What to do: Return the number of lines that contain the word "icon", and return nothing else.

..........

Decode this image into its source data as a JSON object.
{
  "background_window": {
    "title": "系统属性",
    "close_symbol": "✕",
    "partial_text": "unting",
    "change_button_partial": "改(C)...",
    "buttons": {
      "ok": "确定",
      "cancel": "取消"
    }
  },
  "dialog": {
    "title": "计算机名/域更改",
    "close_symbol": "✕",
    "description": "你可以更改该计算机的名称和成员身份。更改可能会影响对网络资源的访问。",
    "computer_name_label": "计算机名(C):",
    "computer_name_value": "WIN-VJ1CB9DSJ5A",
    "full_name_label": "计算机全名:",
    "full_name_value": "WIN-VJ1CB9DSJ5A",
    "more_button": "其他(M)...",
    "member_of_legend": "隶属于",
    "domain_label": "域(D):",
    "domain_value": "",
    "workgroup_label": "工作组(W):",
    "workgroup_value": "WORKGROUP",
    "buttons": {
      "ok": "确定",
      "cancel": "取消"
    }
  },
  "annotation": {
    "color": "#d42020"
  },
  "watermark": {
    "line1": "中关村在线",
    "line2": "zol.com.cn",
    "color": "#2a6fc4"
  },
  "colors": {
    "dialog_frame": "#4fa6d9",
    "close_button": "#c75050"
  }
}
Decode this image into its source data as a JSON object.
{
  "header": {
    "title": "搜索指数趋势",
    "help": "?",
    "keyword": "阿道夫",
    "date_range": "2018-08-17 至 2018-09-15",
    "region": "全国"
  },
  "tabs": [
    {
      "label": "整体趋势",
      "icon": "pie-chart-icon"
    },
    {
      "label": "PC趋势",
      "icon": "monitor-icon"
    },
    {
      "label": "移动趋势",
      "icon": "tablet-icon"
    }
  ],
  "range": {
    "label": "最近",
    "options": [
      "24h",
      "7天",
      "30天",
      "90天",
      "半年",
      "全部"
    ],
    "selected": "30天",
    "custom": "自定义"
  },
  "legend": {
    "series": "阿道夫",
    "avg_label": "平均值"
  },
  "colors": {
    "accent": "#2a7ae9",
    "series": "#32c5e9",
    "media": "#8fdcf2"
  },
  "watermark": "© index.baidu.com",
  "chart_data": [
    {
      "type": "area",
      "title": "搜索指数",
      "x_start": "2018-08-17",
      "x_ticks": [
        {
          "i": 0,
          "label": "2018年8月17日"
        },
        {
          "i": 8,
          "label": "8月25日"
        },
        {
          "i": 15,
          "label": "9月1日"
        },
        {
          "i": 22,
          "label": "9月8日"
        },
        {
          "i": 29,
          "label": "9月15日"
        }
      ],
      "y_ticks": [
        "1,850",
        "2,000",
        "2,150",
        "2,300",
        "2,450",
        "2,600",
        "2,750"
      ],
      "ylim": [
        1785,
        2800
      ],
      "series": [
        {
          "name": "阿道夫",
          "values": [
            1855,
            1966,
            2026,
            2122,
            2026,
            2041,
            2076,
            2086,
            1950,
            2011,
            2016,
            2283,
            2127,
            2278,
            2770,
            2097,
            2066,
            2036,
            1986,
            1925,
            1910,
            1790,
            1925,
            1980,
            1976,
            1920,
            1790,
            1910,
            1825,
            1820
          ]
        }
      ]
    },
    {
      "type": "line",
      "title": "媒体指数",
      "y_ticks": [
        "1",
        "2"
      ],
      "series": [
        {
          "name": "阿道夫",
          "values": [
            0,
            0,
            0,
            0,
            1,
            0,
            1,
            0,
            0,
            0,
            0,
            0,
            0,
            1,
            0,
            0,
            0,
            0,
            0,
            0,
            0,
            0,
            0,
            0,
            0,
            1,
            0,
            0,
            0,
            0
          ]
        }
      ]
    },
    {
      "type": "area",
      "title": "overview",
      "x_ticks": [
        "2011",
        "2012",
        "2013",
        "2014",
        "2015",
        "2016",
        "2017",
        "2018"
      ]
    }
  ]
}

..........

Reply: 3